REQUIRED WORK.
List each line of the data that holds the string "text", please.

Stored entries
BEGIN

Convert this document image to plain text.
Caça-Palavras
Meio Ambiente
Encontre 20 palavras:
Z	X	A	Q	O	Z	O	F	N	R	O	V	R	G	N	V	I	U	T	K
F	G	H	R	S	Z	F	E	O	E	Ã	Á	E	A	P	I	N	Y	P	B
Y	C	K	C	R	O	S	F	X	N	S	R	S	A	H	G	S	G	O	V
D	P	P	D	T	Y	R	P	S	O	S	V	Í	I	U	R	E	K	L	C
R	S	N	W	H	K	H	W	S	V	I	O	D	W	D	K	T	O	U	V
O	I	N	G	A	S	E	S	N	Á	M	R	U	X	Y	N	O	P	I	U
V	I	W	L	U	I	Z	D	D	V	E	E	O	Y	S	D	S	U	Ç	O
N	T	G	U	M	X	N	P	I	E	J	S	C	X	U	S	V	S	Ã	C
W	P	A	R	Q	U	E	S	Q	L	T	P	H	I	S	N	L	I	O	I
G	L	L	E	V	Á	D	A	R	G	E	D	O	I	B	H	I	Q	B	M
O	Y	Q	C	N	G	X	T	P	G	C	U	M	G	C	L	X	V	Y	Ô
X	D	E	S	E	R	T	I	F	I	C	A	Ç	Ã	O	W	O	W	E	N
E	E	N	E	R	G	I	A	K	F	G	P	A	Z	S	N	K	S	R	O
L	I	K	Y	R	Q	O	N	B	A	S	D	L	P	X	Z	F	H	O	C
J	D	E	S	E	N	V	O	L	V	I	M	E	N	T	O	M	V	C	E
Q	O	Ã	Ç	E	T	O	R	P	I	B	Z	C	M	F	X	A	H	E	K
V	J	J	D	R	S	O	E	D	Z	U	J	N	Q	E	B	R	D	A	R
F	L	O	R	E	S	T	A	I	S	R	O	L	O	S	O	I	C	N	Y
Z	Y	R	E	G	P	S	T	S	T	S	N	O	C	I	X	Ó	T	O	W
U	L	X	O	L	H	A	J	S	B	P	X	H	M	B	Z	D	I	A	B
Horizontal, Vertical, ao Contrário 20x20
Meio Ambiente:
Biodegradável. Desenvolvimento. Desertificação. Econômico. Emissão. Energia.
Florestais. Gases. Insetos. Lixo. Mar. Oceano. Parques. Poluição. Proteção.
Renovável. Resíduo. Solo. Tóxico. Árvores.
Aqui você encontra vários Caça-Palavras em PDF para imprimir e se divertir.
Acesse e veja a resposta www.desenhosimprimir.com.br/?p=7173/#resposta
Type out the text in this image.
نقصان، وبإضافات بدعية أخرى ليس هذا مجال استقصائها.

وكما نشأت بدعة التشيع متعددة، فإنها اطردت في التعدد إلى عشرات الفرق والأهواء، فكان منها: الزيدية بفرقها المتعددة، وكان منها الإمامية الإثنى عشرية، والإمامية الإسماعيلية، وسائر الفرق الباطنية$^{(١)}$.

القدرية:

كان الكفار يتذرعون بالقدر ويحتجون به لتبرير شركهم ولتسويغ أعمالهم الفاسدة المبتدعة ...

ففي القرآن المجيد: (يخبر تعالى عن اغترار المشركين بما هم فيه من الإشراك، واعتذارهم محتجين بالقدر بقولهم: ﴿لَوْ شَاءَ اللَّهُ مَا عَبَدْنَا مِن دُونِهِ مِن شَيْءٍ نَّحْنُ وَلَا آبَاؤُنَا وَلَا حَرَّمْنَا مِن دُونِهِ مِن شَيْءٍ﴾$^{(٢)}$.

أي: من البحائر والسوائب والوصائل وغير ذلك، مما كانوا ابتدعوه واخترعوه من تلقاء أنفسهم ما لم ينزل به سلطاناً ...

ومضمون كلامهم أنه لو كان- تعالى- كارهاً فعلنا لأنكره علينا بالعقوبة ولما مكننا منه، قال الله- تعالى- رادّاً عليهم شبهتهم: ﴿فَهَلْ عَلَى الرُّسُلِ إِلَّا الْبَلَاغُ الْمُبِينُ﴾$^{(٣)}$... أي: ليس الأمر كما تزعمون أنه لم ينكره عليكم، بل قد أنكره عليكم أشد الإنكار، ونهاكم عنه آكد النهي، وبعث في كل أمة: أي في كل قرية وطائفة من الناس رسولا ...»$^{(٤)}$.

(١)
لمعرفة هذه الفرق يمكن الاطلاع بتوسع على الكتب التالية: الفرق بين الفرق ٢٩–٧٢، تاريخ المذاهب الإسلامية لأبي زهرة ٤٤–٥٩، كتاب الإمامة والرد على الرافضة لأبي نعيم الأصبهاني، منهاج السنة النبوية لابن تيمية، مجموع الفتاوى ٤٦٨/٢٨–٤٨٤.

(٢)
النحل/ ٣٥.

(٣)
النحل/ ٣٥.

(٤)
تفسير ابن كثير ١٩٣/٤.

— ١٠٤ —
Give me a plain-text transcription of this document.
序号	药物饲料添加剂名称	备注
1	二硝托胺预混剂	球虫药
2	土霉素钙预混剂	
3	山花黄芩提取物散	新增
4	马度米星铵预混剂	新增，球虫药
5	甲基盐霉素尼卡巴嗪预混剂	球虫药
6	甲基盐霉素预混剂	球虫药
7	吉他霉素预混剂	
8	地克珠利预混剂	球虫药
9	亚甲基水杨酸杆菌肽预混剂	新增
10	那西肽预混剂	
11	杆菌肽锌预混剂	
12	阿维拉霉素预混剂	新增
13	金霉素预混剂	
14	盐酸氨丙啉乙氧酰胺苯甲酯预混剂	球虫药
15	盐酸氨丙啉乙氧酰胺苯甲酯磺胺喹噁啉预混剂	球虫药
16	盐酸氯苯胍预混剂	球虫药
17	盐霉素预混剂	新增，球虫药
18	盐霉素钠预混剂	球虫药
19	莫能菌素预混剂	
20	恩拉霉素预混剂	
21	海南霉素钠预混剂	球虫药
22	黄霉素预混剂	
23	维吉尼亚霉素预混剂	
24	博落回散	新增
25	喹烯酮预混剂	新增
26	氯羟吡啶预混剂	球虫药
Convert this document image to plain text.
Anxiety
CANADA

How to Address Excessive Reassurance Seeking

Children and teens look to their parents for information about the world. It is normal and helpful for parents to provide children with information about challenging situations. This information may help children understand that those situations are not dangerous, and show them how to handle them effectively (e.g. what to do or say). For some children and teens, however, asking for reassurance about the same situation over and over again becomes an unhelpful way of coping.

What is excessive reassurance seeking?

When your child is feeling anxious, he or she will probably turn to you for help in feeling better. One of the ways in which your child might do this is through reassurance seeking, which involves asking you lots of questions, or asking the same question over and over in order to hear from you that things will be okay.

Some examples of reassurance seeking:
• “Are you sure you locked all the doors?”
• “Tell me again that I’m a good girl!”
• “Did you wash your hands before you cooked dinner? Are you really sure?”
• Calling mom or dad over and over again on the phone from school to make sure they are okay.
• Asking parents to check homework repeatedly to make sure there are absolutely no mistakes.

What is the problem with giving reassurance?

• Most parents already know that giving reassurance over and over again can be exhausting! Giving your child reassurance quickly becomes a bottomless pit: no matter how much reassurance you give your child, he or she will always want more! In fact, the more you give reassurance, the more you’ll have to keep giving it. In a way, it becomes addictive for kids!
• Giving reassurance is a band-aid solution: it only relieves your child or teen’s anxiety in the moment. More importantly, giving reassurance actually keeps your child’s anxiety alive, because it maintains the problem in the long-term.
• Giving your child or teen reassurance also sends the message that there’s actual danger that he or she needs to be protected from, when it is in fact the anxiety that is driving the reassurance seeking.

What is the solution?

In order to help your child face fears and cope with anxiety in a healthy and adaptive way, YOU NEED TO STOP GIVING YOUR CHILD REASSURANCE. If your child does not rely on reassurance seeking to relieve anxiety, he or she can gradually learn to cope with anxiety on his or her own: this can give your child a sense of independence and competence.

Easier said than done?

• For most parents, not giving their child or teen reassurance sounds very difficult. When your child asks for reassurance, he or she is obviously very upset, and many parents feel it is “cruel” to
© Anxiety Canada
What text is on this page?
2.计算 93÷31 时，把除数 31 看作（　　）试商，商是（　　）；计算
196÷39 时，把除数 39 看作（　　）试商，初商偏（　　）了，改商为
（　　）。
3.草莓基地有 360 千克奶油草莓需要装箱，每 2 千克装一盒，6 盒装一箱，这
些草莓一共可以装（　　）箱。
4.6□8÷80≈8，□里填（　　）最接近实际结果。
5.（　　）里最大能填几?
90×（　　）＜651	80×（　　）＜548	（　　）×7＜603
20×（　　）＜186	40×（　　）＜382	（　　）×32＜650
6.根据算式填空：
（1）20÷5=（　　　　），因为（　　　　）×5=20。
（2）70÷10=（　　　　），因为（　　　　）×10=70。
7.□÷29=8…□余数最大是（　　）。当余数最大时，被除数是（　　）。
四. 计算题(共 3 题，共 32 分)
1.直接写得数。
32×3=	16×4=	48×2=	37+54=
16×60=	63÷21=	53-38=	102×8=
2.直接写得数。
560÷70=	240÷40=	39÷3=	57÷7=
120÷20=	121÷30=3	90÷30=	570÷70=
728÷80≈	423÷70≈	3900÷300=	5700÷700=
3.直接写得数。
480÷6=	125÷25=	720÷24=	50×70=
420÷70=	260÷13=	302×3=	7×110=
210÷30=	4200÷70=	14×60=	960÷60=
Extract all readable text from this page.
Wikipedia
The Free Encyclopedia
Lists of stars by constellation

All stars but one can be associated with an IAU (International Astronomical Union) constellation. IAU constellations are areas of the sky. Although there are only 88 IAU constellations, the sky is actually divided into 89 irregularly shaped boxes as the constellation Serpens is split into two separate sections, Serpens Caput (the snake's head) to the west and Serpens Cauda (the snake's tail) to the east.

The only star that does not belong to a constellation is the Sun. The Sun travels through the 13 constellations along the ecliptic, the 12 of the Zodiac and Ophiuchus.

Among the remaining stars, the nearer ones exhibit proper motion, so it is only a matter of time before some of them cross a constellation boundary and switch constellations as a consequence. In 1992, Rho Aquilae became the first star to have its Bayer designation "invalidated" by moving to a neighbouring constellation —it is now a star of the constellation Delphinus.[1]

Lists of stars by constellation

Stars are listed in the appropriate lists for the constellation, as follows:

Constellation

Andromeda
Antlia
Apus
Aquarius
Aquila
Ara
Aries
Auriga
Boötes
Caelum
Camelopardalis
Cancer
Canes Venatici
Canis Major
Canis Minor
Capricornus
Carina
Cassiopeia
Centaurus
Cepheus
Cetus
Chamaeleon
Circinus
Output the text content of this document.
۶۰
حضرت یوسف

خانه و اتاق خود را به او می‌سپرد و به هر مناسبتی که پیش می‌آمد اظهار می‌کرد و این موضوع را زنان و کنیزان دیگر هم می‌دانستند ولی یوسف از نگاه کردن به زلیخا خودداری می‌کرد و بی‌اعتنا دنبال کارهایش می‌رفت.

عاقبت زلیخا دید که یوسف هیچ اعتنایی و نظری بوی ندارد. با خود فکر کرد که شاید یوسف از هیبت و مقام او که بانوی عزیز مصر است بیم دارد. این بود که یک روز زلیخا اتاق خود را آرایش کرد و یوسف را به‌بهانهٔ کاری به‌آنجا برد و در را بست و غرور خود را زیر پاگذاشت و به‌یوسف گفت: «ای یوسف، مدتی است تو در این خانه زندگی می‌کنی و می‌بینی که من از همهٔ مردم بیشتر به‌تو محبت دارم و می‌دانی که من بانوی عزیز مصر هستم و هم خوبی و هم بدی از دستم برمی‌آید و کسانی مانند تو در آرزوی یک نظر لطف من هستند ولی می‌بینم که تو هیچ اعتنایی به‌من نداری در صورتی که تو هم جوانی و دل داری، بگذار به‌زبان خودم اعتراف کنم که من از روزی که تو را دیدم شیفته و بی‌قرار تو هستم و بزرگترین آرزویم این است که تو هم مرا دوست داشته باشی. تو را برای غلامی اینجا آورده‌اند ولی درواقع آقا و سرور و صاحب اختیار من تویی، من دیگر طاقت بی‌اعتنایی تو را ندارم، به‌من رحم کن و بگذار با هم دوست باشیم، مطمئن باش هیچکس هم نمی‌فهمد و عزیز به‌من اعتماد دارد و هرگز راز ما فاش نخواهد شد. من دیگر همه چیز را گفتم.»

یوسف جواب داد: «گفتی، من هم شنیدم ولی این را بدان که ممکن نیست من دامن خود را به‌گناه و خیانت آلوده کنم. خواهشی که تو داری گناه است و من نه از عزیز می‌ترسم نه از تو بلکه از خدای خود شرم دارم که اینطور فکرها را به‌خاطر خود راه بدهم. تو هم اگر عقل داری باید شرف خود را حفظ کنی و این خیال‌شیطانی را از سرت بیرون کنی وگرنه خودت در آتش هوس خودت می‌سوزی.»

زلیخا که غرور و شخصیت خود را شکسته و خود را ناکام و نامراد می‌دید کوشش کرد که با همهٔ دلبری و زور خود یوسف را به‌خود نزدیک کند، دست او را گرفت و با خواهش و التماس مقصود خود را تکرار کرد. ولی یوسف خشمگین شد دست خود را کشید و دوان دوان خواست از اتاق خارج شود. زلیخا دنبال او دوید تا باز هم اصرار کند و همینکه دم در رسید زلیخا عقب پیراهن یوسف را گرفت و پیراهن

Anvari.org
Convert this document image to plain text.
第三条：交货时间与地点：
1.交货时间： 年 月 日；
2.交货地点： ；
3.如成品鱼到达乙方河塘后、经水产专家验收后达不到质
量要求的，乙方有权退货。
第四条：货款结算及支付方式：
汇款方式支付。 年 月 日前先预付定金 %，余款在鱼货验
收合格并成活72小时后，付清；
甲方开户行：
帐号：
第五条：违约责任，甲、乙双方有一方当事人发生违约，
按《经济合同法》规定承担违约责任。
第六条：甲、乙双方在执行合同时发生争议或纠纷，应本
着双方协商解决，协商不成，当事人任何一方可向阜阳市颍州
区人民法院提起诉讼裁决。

END

OUTPUT OF THE TASK.
Convert this document image to plain text.
Type out the text in this image.
Give me a plain-text transcription of this document.
Convert this document image to plain text.
What text is on this page?
Extract all readable text from this page.
Output the text content of this document.
Convert this document image to plain text.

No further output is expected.